» **TO DO**
Count how many lines hold the string "JSON". Give that number alone.

--*--

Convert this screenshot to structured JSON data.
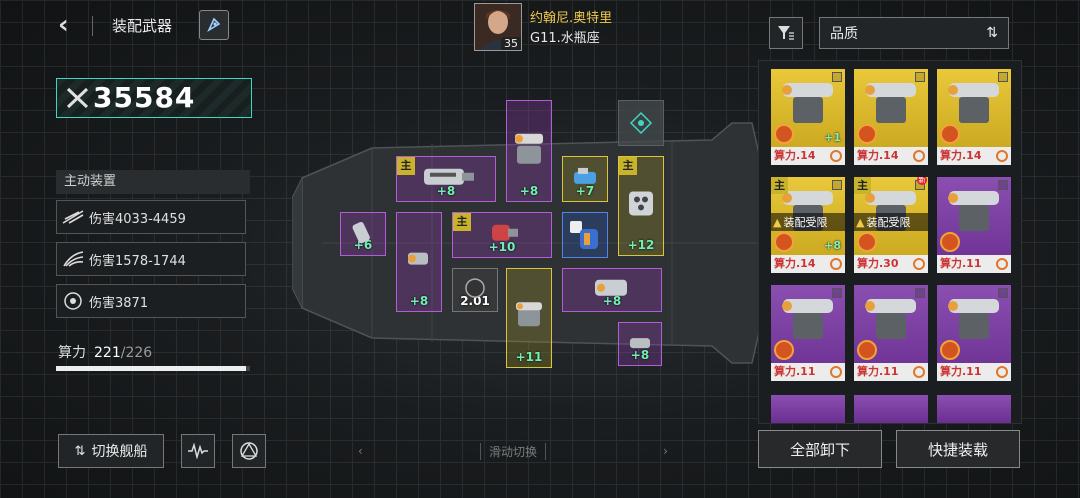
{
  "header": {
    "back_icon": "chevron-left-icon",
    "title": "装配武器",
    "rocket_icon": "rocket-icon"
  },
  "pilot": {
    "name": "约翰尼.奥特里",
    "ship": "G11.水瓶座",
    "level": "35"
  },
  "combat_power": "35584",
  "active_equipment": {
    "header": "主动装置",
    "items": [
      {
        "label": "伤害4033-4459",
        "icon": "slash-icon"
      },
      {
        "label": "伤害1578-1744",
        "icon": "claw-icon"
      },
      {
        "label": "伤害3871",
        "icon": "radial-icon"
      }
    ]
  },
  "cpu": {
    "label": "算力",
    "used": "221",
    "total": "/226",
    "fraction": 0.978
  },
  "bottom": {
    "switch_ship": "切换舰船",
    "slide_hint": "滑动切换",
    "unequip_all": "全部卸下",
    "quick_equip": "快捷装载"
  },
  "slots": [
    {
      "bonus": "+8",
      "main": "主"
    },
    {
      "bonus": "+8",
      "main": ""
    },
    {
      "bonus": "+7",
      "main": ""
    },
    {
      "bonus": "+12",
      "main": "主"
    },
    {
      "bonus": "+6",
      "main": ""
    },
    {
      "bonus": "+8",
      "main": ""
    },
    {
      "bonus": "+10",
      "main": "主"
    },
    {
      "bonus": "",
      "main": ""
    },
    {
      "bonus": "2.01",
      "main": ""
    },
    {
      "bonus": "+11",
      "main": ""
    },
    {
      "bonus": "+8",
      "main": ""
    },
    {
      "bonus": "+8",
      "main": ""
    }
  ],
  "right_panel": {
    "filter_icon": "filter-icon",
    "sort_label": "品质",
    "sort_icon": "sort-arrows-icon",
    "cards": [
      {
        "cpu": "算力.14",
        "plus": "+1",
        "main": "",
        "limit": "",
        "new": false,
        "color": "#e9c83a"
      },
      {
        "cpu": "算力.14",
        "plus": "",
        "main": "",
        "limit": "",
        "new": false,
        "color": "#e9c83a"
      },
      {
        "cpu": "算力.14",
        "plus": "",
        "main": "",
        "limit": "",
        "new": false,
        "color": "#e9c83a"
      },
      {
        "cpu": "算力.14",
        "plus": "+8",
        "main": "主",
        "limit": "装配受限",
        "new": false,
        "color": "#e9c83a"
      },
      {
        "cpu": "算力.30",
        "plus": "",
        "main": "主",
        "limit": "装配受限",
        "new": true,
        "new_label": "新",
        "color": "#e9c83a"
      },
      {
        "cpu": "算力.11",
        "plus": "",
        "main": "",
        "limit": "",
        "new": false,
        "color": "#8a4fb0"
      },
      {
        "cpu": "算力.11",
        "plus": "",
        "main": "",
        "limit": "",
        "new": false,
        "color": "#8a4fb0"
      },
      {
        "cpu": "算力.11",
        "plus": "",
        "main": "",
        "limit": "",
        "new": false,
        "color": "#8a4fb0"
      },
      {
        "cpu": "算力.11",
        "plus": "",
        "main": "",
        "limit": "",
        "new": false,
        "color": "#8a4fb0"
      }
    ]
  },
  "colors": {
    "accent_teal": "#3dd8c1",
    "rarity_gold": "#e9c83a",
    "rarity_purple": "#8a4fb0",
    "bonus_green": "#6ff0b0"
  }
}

--*--

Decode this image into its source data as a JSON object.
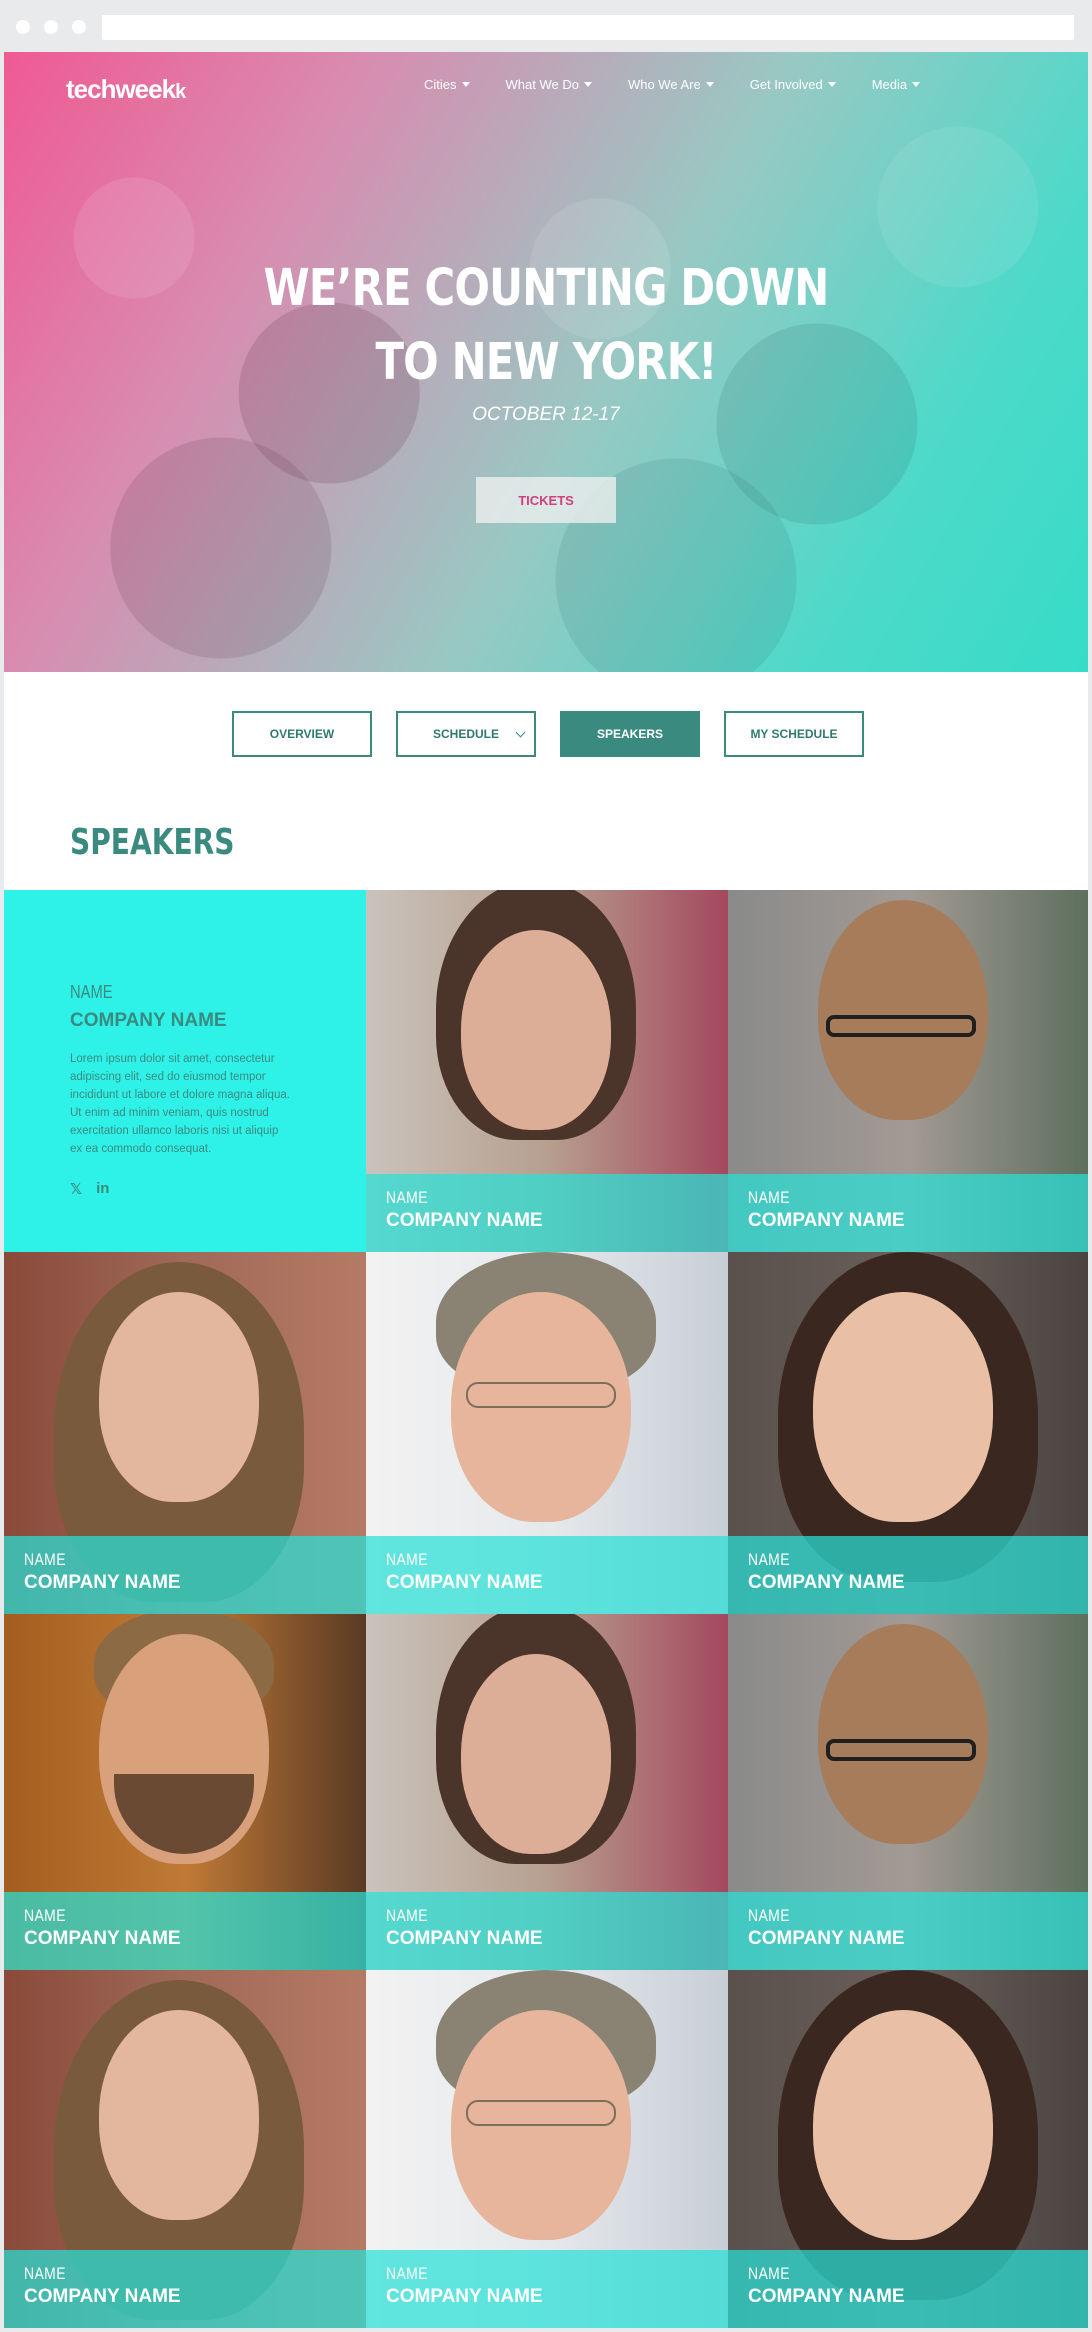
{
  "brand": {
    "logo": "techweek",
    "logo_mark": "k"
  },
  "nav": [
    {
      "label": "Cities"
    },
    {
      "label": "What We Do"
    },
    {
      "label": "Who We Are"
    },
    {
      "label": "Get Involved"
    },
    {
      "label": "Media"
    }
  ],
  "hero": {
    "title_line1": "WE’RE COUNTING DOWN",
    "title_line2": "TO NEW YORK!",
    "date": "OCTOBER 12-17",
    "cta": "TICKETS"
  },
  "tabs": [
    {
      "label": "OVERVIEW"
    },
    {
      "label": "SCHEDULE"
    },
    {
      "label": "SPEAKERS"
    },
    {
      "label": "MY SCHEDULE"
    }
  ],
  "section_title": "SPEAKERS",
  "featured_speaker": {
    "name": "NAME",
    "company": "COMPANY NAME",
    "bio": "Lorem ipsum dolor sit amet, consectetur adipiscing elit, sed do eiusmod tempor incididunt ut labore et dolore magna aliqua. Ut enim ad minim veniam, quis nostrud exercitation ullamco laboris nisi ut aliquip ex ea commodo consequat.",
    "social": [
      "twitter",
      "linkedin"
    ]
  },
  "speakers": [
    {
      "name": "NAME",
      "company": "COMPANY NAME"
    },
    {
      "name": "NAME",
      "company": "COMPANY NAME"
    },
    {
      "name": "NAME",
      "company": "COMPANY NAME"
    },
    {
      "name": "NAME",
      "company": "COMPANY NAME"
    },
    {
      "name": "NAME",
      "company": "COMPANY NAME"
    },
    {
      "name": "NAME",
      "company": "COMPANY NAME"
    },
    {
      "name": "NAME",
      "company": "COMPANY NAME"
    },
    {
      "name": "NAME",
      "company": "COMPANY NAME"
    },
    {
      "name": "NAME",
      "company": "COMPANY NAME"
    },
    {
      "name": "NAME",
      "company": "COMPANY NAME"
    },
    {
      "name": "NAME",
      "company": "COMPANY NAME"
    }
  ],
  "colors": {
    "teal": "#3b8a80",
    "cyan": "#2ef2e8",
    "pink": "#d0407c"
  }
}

--*--

» **RESULT**
2